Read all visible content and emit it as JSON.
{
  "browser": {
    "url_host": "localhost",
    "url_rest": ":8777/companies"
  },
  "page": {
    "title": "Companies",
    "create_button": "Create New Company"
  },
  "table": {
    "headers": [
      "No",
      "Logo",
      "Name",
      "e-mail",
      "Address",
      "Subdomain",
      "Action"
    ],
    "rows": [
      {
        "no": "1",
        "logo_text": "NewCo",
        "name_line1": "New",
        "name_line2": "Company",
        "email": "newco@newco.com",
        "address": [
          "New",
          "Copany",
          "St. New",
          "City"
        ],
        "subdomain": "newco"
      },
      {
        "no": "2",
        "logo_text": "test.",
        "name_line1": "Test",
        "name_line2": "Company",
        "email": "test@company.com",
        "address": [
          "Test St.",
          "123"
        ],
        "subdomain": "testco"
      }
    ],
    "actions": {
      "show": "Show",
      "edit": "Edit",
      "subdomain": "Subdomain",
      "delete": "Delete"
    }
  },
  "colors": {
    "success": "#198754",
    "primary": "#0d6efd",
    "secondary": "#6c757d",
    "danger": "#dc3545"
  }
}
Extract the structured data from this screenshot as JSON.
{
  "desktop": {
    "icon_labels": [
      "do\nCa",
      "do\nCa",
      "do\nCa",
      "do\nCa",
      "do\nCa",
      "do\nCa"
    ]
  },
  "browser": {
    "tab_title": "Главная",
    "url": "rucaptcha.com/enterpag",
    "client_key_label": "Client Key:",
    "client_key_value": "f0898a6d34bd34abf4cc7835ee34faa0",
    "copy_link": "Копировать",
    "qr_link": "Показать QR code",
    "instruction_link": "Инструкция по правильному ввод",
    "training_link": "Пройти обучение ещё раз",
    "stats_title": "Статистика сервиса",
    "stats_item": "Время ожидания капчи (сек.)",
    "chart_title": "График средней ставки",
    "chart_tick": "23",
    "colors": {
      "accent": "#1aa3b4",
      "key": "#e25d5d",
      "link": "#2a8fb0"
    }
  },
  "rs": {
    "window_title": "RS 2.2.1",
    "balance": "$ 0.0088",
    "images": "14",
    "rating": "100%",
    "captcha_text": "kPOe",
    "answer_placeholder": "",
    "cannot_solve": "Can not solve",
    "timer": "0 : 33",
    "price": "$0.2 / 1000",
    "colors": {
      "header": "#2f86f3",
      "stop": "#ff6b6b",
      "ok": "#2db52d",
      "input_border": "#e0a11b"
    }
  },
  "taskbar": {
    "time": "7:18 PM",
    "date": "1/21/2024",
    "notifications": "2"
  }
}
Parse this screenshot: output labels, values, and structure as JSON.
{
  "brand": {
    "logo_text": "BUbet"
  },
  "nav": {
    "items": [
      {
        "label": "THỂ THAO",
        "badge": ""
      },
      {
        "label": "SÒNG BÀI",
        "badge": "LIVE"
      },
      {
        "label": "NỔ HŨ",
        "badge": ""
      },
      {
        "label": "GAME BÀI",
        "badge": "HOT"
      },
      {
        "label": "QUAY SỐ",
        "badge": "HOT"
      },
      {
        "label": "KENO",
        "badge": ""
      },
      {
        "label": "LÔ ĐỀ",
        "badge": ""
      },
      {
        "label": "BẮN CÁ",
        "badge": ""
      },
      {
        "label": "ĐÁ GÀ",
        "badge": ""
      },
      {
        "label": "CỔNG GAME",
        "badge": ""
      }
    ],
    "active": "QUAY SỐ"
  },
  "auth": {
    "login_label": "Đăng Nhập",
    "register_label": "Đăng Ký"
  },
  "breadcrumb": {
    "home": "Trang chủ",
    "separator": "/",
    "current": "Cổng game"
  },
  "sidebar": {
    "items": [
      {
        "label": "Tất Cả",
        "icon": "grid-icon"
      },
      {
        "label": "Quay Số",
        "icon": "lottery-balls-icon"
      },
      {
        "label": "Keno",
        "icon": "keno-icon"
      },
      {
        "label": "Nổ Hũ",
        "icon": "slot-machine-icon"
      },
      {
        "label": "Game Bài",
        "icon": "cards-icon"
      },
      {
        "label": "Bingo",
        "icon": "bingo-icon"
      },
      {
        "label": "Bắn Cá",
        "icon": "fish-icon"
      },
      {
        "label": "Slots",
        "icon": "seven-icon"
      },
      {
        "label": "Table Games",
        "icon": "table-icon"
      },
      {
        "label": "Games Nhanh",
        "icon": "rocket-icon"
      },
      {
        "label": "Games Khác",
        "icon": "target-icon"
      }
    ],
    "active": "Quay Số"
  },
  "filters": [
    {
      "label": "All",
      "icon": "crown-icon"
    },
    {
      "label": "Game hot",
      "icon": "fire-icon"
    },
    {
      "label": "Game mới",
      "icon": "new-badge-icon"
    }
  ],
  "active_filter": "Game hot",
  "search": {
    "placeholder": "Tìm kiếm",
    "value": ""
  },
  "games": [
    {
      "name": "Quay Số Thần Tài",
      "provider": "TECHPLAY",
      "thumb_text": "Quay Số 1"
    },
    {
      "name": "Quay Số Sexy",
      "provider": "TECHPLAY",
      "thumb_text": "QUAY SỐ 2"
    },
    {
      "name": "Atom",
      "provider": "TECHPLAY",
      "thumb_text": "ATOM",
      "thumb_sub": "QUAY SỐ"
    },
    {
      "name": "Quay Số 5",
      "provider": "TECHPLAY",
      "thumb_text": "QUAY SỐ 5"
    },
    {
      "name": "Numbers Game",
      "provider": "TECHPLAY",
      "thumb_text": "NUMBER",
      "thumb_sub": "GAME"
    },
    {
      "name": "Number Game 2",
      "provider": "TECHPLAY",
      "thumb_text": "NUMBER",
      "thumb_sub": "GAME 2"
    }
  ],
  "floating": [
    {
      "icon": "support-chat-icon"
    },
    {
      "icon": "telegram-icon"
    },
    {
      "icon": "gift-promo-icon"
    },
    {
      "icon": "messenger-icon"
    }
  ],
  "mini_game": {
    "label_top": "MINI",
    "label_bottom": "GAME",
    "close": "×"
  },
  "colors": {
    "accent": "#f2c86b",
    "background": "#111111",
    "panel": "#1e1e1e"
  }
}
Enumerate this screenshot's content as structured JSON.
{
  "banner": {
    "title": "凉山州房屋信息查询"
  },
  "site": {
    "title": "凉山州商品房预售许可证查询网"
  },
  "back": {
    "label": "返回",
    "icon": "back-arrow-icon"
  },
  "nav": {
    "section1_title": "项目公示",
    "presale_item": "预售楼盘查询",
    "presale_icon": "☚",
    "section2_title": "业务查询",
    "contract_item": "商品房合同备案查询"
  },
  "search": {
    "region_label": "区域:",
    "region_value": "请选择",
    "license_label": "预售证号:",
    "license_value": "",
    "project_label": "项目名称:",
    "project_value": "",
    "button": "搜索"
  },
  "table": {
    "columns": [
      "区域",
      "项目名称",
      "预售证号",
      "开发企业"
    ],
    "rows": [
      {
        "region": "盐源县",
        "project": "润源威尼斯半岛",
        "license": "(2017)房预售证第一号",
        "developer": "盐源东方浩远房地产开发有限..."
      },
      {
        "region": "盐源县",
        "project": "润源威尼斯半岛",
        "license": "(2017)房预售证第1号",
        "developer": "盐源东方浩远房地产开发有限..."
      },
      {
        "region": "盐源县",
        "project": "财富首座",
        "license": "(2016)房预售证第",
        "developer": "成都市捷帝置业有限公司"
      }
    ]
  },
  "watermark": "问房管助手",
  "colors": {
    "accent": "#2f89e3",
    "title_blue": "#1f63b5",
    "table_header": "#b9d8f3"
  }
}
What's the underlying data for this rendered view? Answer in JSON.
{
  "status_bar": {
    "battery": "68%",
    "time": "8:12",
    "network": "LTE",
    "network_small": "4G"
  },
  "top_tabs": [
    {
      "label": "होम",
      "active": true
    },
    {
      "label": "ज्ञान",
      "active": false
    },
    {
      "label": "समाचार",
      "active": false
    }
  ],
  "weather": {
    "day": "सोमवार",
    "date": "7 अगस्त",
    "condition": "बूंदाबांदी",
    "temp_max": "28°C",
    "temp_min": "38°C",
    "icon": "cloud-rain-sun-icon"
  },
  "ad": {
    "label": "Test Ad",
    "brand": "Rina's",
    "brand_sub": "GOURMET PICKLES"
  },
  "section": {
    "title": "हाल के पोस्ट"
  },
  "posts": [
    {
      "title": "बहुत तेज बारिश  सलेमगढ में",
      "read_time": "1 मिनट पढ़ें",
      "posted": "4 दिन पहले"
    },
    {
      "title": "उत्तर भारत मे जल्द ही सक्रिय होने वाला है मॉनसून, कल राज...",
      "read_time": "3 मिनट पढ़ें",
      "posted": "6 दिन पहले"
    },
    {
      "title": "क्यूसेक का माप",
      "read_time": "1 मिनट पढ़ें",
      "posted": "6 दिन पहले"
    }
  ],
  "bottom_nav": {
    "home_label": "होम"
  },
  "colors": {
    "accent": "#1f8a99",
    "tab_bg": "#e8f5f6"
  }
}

++++++++

Given task: Check each line of the entries above, and show every one holding the word "email".

Exercise output:
        "email": "newco@newco.com",
        "email": "test@company.com",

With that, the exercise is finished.